__SHORT PROBLEM__. Write out every entry exactly as given, but omit the pictures.

Data entries:
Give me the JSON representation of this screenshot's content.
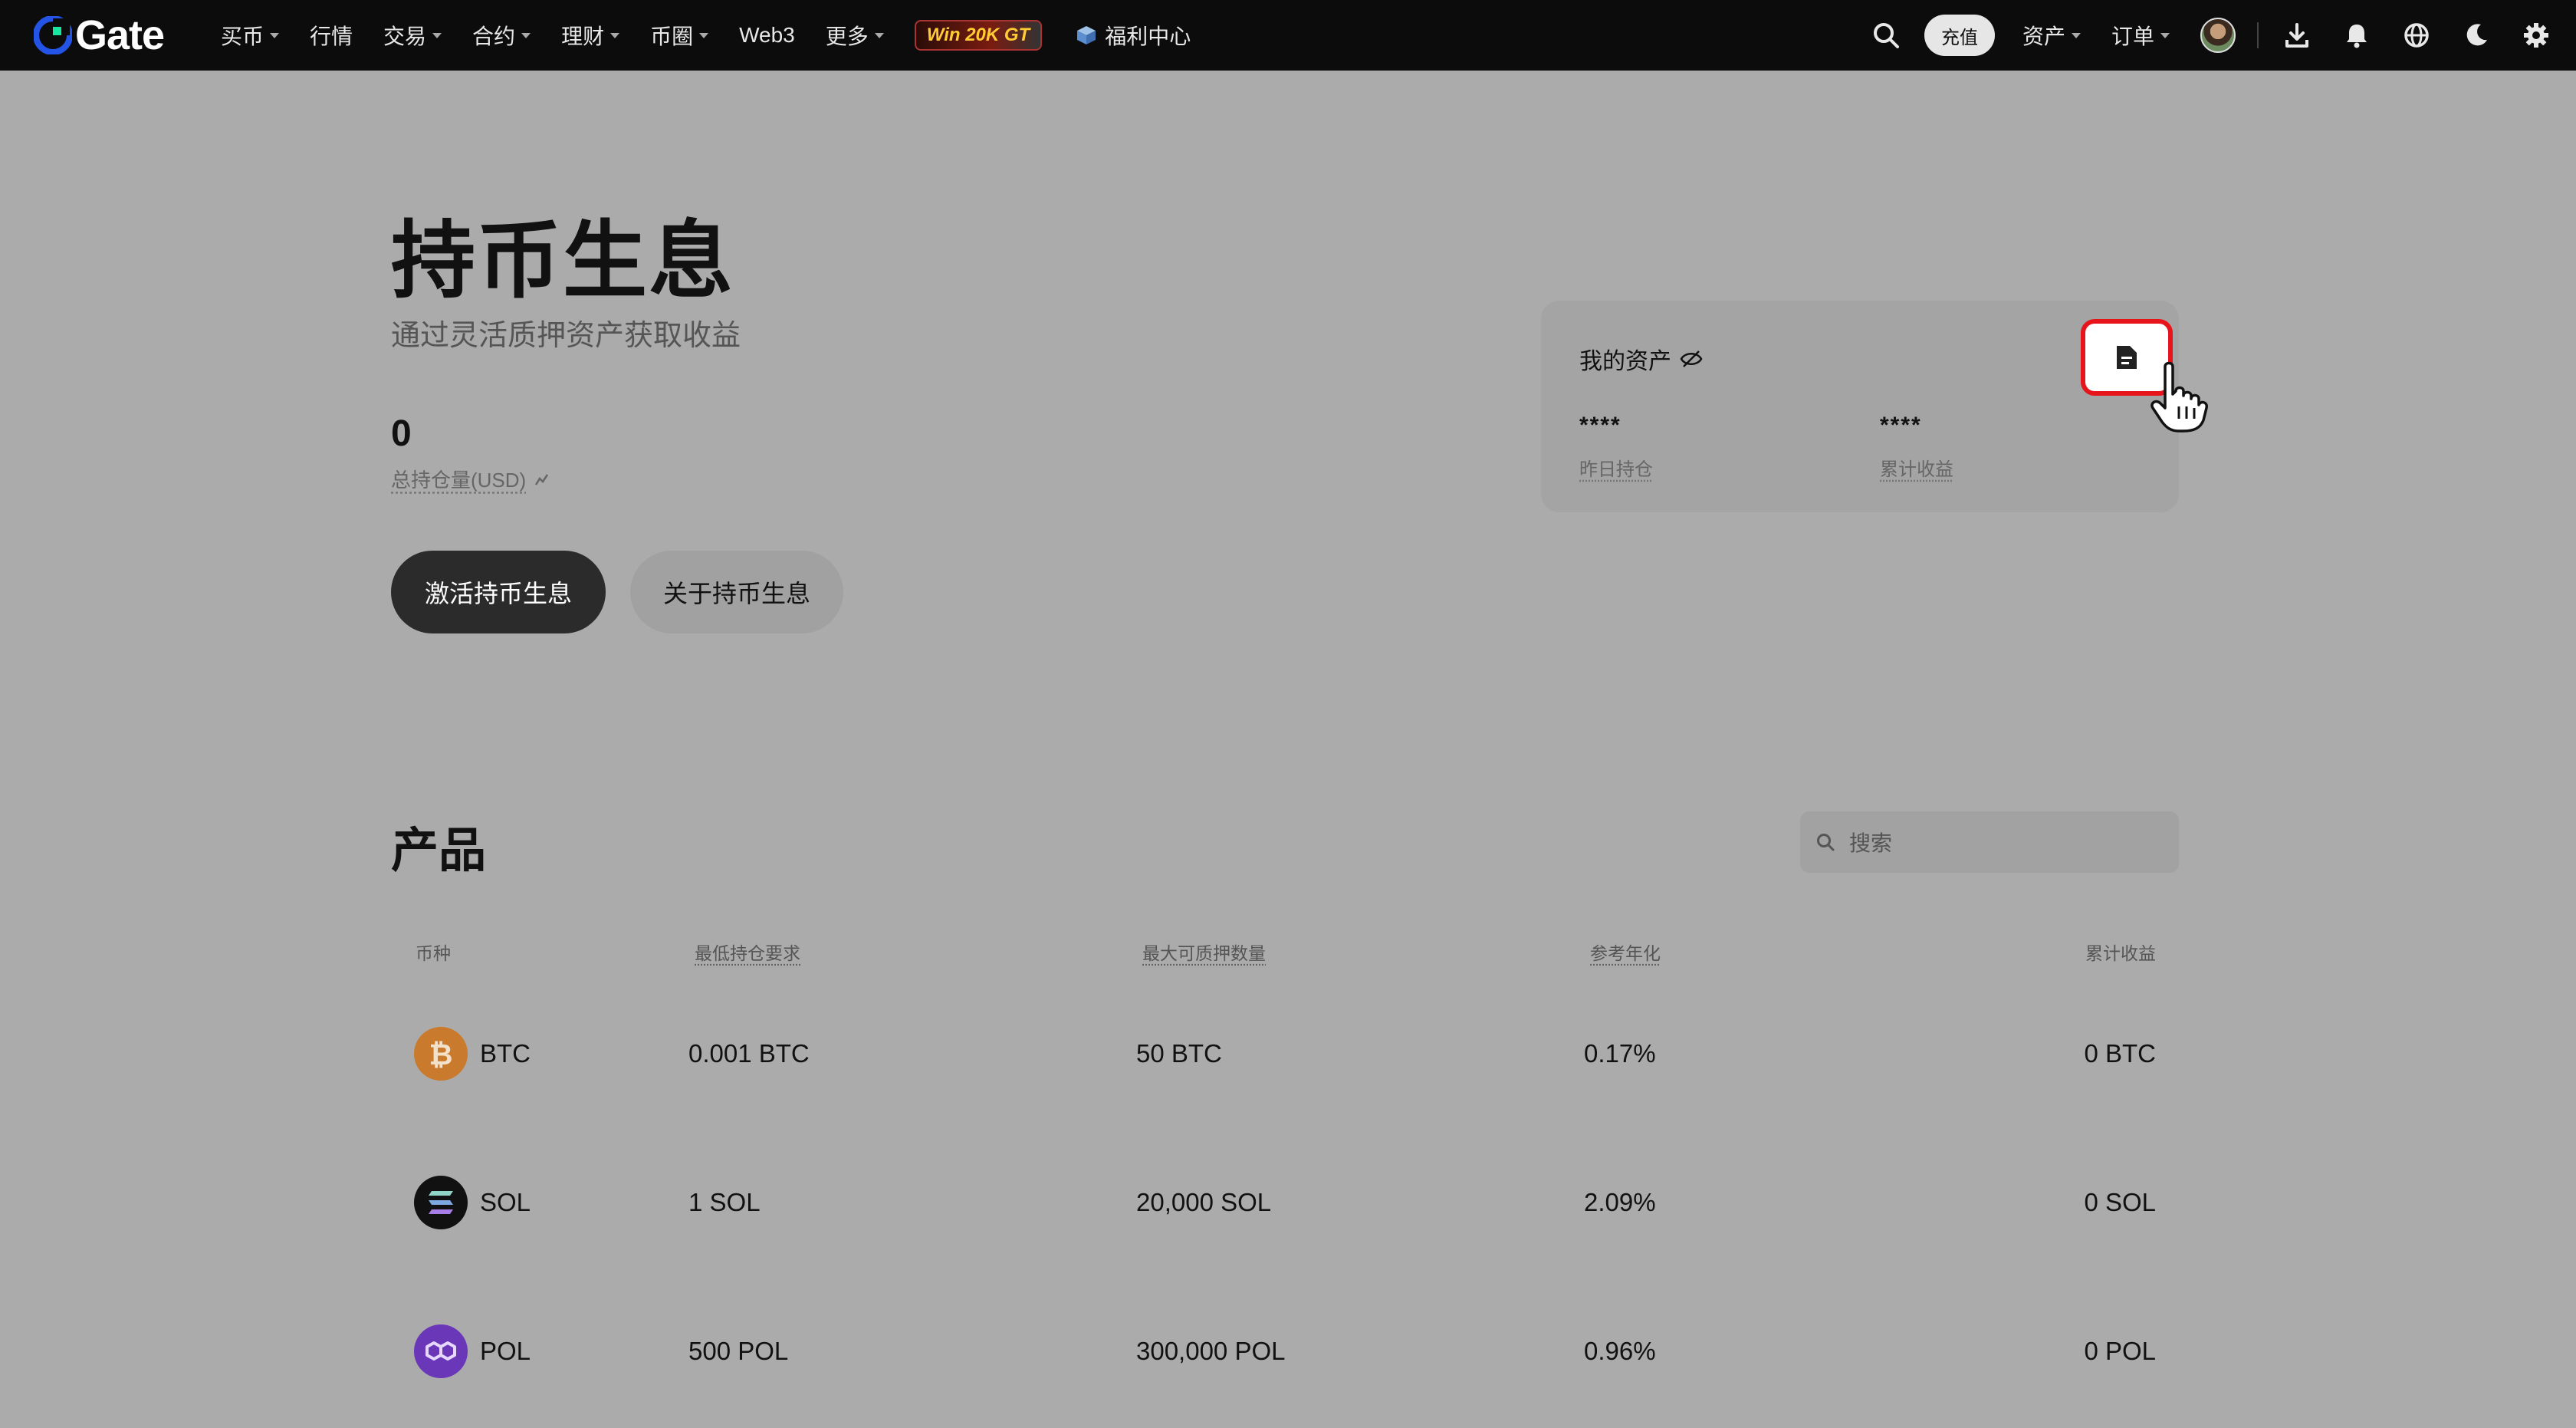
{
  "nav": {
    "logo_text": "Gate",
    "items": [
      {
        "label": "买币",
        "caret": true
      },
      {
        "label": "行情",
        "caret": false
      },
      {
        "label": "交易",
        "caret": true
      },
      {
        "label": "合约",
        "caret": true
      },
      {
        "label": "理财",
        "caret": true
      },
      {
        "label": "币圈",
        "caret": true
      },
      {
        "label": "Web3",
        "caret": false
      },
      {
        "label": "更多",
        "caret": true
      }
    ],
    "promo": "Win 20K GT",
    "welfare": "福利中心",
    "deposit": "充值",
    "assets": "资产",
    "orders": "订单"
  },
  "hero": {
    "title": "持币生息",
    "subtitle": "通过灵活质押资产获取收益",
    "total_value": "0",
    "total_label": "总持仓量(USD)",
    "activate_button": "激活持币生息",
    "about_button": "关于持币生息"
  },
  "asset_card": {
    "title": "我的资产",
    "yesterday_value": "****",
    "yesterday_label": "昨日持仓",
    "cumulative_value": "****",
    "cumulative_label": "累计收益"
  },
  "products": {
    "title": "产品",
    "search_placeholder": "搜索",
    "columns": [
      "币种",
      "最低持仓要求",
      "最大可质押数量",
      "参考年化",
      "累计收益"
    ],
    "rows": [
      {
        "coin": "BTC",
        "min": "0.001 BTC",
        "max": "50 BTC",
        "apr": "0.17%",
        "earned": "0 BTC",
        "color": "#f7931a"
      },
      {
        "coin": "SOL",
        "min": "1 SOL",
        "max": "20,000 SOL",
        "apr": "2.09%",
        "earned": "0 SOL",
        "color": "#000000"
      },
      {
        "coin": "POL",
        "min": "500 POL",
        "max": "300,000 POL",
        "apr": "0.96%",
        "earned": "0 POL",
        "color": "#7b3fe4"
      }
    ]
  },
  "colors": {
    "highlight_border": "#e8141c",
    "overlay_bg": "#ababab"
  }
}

__ANSWER TO THE PROBLEM__.
Give me the JSON representation of this screenshot's content.
{
  "nav": {
    "logo_text": "Gate",
    "items": [
      {
        "label": "买币",
        "caret": true
      },
      {
        "label": "行情",
        "caret": false
      },
      {
        "label": "交易",
        "caret": true
      },
      {
        "label": "合约",
        "caret": true
      },
      {
        "label": "理财",
        "caret": true
      },
      {
        "label": "币圈",
        "caret": true
      },
      {
        "label": "Web3",
        "caret": false
      },
      {
        "label": "更多",
        "caret": true
      }
    ],
    "promo": "Win 20K GT",
    "welfare": "福利中心",
    "deposit": "充值",
    "assets": "资产",
    "orders": "订单"
  },
  "hero": {
    "title": "持币生息",
    "subtitle": "通过灵活质押资产获取收益",
    "total_value": "0",
    "total_label": "总持仓量(USD)",
    "activate_button": "激活持币生息",
    "about_button": "关于持币生息"
  },
  "asset_card": {
    "title": "我的资产",
    "yesterday_value": "****",
    "yesterday_label": "昨日持仓",
    "cumulative_value": "****",
    "cumulative_label": "累计收益"
  },
  "products": {
    "title": "产品",
    "search_placeholder": "搜索",
    "columns": [
      "币种",
      "最低持仓要求",
      "最大可质押数量",
      "参考年化",
      "累计收益"
    ],
    "rows": [
      {
        "coin": "BTC",
        "min": "0.001 BTC",
        "max": "50 BTC",
        "apr": "0.17%",
        "earned": "0 BTC",
        "color": "#f7931a"
      },
      {
        "coin": "SOL",
        "min": "1 SOL",
        "max": "20,000 SOL",
        "apr": "2.09%",
        "earned": "0 SOL",
        "color": "#000000"
      },
      {
        "coin": "POL",
        "min": "500 POL",
        "max": "300,000 POL",
        "apr": "0.96%",
        "earned": "0 POL",
        "color": "#7b3fe4"
      }
    ]
  },
  "colors": {
    "highlight_border": "#e8141c",
    "overlay_bg": "#ababab"
  }
}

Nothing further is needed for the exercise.